*Task directions*
Establish how many lines in the material include the string "Futures" and report it as a lone number.

*Record excerpts*
----

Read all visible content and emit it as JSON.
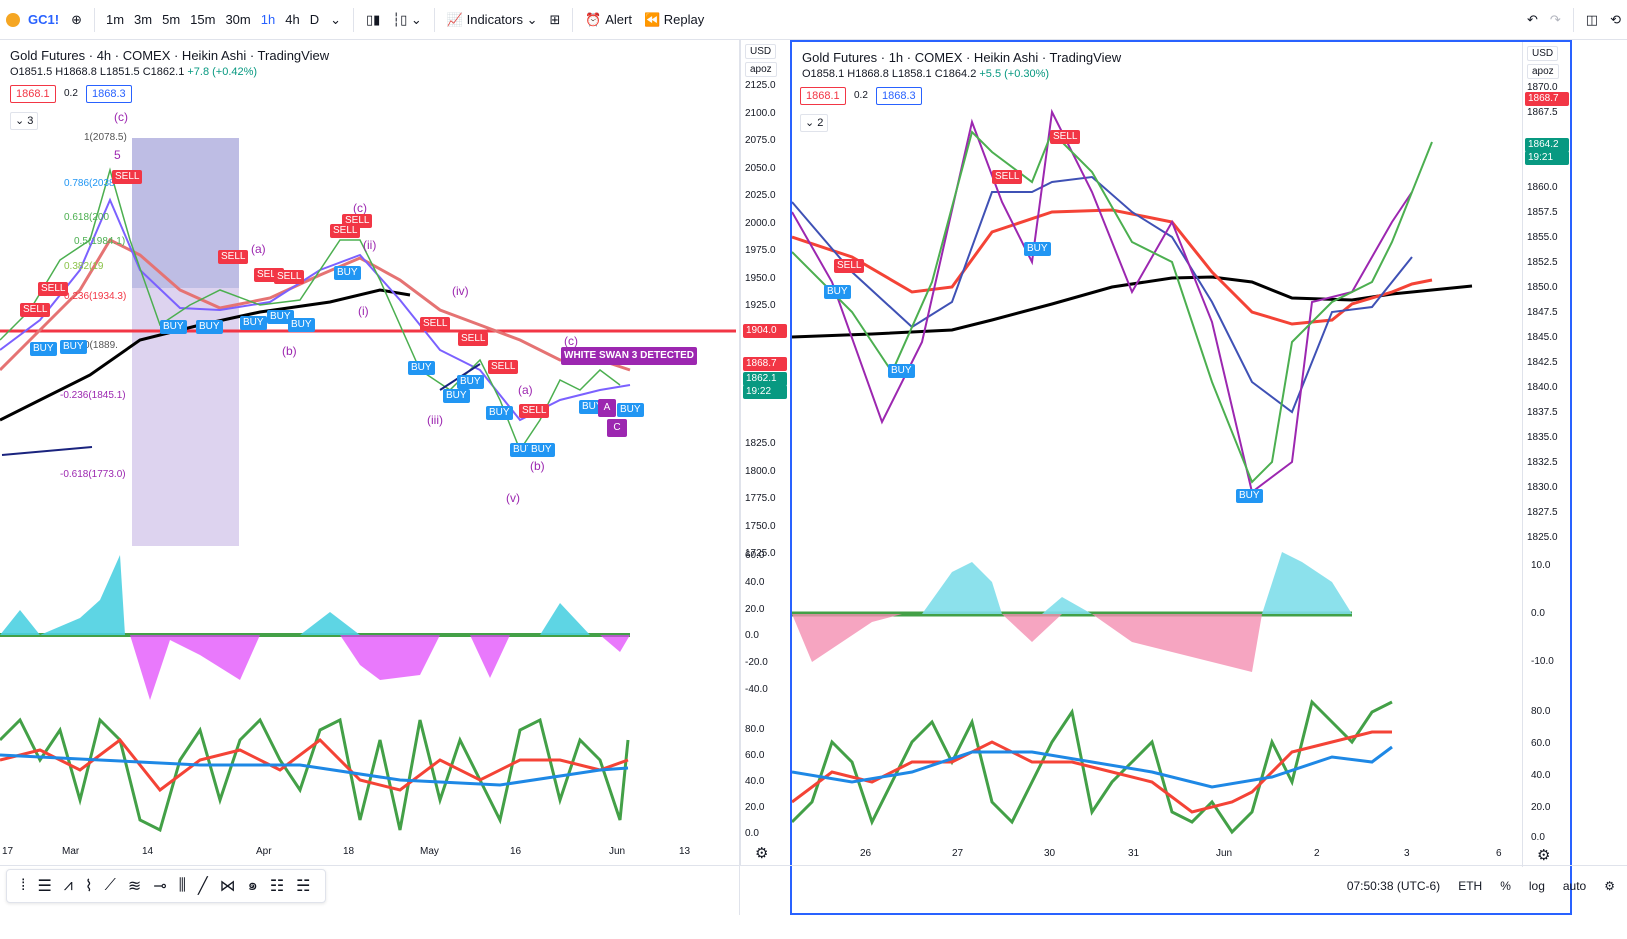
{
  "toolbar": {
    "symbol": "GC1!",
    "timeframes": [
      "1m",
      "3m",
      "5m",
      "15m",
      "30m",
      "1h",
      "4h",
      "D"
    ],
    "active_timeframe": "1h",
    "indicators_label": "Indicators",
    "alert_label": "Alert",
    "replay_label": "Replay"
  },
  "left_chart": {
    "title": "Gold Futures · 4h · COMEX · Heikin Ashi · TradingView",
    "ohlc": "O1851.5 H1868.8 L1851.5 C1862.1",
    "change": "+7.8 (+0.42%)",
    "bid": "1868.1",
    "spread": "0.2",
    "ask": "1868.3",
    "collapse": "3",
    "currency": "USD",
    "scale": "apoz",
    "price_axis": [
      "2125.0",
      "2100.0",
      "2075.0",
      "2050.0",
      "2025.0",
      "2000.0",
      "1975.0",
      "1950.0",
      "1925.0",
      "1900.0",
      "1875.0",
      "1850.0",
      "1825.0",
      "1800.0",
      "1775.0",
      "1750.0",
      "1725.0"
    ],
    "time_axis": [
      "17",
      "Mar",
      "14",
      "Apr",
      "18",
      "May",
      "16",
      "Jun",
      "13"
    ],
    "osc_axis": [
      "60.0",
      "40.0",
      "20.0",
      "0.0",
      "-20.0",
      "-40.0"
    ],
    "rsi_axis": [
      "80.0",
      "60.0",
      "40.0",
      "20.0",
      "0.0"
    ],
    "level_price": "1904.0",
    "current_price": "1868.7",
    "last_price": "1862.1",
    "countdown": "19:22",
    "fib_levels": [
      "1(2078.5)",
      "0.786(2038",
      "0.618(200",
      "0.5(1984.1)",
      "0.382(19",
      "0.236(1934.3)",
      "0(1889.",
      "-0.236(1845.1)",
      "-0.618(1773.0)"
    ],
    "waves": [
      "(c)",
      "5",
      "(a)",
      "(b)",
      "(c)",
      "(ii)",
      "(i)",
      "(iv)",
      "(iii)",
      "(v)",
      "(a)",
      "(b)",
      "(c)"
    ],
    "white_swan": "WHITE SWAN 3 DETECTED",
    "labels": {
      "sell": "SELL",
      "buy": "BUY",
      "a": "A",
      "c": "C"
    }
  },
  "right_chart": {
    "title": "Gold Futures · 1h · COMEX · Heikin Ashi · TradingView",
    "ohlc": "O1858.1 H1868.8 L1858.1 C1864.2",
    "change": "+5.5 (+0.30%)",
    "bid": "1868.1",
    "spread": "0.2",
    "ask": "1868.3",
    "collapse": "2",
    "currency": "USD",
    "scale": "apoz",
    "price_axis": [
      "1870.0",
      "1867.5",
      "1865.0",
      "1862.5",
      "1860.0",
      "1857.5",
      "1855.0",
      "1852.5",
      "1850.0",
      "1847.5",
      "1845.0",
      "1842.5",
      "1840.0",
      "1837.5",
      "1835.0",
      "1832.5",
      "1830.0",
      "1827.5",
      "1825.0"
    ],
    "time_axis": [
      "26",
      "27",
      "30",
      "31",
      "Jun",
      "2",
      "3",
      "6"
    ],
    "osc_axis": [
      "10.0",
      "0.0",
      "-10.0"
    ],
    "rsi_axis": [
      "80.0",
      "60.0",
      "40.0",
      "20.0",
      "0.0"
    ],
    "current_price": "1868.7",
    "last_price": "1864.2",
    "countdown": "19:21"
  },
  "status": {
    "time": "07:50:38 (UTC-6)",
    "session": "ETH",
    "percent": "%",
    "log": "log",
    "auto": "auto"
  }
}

----

*Written answer*
2